▶ [Your task]: Show only lines that include "Section".

:: Data provided ::

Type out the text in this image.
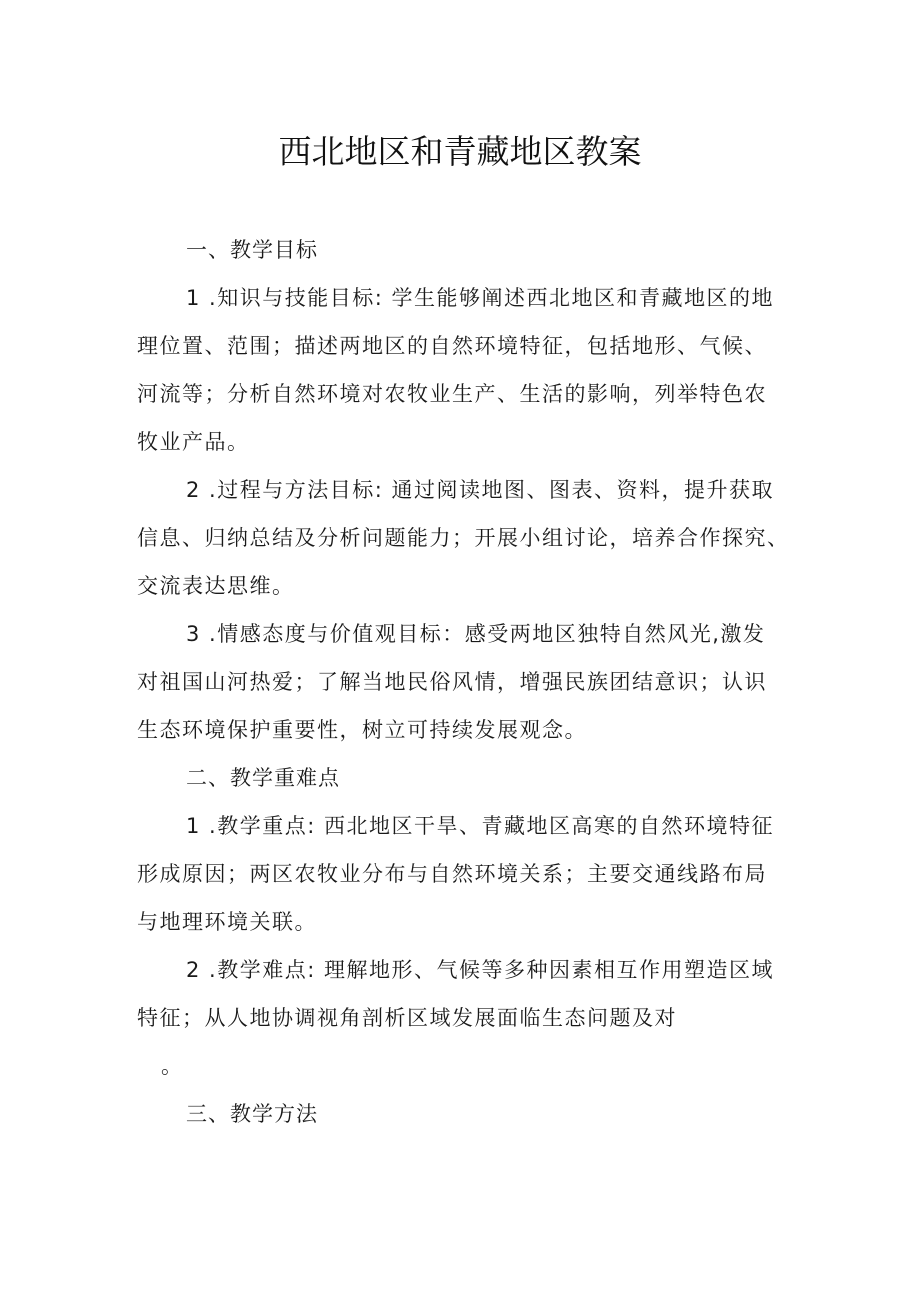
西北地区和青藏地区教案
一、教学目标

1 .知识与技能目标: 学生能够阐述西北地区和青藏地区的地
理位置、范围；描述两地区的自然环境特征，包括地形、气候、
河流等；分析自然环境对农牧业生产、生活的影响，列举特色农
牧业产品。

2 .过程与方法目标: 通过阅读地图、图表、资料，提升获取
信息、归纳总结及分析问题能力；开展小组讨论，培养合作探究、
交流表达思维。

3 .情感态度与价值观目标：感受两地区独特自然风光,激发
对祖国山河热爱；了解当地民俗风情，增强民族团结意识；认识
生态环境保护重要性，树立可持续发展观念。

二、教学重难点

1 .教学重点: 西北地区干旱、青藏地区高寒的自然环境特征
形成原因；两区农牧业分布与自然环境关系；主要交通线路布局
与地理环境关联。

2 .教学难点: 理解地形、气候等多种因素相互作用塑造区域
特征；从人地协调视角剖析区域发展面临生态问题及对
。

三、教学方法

:::
:: Data provided ::

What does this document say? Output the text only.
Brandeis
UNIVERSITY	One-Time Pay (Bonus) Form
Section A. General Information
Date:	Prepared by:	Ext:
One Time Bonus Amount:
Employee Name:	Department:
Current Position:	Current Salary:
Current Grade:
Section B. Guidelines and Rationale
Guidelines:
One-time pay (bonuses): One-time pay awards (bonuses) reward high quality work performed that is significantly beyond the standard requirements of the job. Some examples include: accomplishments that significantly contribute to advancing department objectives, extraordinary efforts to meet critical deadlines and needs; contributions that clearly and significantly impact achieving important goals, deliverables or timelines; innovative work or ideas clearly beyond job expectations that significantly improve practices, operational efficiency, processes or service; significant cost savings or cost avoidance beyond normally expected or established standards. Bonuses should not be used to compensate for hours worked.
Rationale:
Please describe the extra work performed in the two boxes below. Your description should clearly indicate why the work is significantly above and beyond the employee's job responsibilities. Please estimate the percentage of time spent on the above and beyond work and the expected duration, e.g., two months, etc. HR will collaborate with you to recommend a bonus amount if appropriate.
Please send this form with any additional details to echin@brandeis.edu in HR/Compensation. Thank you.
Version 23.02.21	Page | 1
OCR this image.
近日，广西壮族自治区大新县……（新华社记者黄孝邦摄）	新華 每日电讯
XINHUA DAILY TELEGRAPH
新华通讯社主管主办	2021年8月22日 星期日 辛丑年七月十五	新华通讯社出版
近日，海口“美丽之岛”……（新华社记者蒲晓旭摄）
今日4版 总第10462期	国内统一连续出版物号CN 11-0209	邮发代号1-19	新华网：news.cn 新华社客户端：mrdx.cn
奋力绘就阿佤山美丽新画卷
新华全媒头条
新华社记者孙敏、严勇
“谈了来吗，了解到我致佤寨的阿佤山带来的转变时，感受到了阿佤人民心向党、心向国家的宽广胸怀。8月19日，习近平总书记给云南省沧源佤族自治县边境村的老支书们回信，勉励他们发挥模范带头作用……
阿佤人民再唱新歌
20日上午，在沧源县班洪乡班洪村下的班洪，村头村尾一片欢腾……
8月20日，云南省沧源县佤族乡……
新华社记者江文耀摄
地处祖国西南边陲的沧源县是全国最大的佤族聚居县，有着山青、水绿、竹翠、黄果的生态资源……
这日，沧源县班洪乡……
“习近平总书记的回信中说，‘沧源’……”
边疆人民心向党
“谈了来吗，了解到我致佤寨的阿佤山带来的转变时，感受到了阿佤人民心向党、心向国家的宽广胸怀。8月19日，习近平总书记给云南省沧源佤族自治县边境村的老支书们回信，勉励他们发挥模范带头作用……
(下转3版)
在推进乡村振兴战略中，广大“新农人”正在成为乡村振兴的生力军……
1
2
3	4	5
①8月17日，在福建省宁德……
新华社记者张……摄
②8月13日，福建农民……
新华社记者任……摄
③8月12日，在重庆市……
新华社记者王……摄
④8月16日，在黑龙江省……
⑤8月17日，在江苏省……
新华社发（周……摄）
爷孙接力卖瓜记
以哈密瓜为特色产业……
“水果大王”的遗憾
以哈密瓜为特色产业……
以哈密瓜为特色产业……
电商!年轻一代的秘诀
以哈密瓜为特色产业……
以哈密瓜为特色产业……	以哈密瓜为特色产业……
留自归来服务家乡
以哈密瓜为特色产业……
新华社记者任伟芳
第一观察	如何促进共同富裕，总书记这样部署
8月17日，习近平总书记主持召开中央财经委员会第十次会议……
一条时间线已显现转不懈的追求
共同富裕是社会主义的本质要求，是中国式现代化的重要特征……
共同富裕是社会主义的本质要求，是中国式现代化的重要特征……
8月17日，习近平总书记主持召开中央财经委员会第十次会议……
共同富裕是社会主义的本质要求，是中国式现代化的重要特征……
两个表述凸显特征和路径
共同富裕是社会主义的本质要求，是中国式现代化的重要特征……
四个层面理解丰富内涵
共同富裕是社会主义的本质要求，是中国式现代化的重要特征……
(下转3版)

:::
:: Data provided ::

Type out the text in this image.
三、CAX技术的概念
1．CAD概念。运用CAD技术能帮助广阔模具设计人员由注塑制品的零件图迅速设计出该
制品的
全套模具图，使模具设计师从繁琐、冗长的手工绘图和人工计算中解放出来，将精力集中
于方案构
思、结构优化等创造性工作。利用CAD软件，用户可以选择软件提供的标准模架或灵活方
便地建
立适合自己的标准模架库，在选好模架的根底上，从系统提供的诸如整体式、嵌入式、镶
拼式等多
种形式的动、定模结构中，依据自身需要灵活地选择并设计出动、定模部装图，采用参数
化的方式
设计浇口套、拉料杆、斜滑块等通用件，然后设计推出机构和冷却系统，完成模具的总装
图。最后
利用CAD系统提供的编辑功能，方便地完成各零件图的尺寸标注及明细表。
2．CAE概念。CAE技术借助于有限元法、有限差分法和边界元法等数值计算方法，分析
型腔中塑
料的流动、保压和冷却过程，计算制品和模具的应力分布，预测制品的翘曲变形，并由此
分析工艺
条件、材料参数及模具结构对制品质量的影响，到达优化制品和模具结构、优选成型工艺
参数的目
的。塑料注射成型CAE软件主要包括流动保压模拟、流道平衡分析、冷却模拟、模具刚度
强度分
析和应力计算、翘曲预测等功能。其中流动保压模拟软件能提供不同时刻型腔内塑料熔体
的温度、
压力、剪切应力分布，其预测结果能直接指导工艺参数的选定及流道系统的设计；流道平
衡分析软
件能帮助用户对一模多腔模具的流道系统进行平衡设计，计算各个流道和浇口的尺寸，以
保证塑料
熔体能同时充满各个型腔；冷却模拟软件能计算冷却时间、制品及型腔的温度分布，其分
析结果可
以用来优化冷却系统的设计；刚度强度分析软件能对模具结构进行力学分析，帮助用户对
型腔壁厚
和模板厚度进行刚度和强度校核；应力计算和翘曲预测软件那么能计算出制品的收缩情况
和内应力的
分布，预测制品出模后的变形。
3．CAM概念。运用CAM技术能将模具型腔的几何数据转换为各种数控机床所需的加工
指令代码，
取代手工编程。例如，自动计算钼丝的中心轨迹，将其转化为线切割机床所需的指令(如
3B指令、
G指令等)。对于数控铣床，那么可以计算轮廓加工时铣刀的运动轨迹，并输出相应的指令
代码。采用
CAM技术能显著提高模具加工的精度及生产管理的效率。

:::

▶ [Exercise result]:
Section A. General Information
Section B. Guidelines and Rationale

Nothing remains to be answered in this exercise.